OBJECTIVE → Go through the listing and write out all of it exactly.

RECORDS FOR THIS TASK →

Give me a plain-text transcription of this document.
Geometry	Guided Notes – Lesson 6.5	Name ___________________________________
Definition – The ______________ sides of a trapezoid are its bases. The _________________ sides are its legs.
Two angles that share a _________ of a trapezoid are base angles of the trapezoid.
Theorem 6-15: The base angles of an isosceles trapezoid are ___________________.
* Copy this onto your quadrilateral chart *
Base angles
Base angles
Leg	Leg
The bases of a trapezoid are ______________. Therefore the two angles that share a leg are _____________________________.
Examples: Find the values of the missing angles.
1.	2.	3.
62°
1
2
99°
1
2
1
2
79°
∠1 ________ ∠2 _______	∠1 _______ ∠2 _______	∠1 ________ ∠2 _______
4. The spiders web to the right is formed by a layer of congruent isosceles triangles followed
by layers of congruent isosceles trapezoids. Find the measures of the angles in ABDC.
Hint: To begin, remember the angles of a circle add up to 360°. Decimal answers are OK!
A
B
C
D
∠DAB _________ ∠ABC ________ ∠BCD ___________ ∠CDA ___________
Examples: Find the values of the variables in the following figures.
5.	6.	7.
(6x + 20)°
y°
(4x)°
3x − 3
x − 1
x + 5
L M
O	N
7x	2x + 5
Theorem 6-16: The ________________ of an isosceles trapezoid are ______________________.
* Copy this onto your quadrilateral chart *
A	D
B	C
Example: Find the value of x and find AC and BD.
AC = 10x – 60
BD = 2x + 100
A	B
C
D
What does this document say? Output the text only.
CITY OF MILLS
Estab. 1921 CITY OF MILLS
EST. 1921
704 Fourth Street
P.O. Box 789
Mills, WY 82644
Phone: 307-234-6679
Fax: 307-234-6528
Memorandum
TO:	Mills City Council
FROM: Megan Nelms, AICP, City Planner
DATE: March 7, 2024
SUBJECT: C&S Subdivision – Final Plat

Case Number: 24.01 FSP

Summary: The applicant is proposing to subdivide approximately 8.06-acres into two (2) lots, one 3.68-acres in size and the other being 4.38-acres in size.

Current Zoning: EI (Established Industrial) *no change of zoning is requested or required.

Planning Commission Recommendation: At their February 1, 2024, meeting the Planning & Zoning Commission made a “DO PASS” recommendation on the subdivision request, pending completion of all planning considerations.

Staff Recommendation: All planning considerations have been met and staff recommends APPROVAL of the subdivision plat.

FINAL RESULT →
Give me a plain-text transcription of this document.
Geometry	Guided Notes – Lesson 6.5	Name ___________________________________
Definition – The ______________ sides of a trapezoid are its bases. The _________________ sides are its legs.
Two angles that share a _________ of a trapezoid are base angles of the trapezoid.
Theorem 6-15: The base angles of an isosceles trapezoid are ___________________.
* Copy this onto your quadrilateral chart *
Base angles
Base angles
Leg	Leg
The bases of a trapezoid are ______________. Therefore the two angles that share a leg are _____________________________.
Examples: Find the values of the missing angles.
1.	2.	3.
62°
1
2
99°
1
2
1
2
79°
∠1 ________ ∠2 _______	∠1 _______ ∠2 _______	∠1 ________ ∠2 _______
4. The spiders web to the right is formed by a layer of congruent isosceles triangles followed
by layers of congruent isosceles trapezoids. Find the measures of the angles in ABDC.
Hint: To begin, remember the angles of a circle add up to 360°. Decimal answers are OK!
A
B
C
D
∠DAB _________ ∠ABC ________ ∠BCD ___________ ∠CDA ___________
Examples: Find the values of the variables in the following figures.
5.	6.	7.
(6x + 20)°
y°
(4x)°
3x − 3
x − 1
x + 5
L M
O	N
7x	2x + 5
Theorem 6-16: The ________________ of an isosceles trapezoid are ______________________.
* Copy this onto your quadrilateral chart *
A	D
B	C
Example: Find the value of x and find AC and BD.
AC = 10x – 60
BD = 2x + 100
A	B
C
D
What does this document say? Output the text only.
CITY OF MILLS
Estab. 1921 CITY OF MILLS
EST. 1921
704 Fourth Street
P.O. Box 789
Mills, WY 82644
Phone: 307-234-6679
Fax: 307-234-6528
Memorandum
TO:	Mills City Council
FROM: Megan Nelms, AICP, City Planner
DATE: March 7, 2024
SUBJECT: C&S Subdivision – Final Plat

Case Number: 24.01 FSP

Summary: The applicant is proposing to subdivide approximately 8.06-acres into two (2) lots, one 3.68-acres in size and the other being 4.38-acres in size.

Current Zoning: EI (Established Industrial) *no change of zoning is requested or required.

Planning Commission Recommendation: At their February 1, 2024, meeting the Planning & Zoning Commission made a “DO PASS” recommendation on the subdivision request, pending completion of all planning considerations.

Staff Recommendation: All planning considerations have been met and staff recommends APPROVAL of the subdivision plat.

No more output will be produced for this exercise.